THE EXERCISE: Copy out each line of the material below that holds the string "page".

RECORDS FOR THE EXERCISE:
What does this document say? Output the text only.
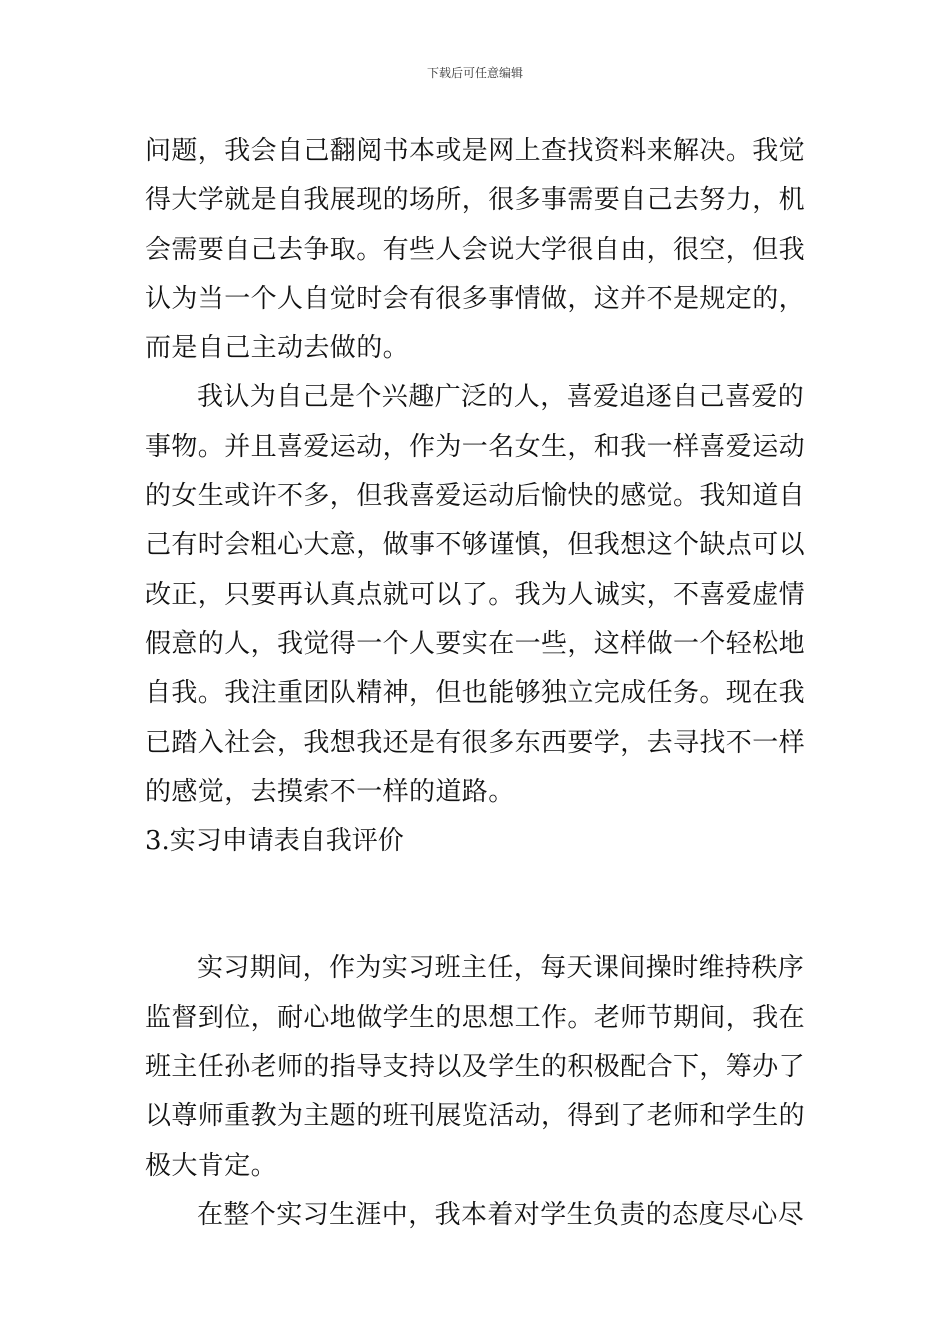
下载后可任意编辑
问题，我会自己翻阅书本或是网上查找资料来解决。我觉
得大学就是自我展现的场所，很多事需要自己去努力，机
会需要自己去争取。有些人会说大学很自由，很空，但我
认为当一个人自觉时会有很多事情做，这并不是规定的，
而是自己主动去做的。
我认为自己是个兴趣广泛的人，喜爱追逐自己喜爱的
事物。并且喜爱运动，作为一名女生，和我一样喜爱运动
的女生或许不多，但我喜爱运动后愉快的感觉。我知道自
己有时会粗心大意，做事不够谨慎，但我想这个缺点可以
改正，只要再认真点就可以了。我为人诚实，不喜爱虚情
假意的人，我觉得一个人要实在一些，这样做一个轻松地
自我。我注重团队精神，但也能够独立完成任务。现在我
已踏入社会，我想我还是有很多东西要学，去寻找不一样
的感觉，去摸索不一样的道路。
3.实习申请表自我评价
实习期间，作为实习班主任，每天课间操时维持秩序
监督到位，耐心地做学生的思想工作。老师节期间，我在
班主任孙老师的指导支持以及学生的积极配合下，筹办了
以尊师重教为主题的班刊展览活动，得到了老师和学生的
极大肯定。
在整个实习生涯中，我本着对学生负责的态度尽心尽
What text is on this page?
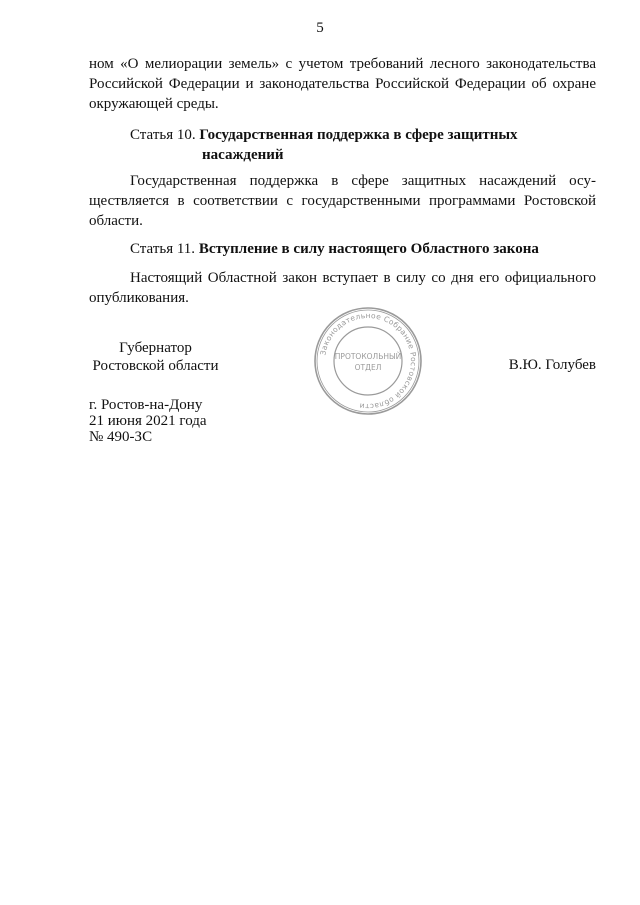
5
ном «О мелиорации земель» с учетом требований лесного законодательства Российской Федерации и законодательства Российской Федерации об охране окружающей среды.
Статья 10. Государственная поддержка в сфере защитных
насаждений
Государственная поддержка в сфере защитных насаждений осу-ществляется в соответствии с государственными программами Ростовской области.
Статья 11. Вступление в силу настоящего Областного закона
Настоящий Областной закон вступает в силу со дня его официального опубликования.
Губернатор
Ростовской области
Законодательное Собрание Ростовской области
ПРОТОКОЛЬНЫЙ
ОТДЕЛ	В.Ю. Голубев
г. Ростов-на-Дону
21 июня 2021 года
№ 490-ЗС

==

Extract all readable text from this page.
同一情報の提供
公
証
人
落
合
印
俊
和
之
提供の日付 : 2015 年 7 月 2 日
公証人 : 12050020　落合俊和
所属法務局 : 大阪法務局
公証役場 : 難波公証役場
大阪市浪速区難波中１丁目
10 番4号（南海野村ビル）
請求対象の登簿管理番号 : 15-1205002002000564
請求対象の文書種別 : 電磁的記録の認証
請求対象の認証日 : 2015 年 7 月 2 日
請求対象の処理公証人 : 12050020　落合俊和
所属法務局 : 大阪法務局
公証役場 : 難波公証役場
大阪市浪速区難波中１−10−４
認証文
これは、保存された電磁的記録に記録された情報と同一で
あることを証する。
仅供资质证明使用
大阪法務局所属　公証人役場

FULL ANSWER:
What text is on this page?
Extract all readable text from this page.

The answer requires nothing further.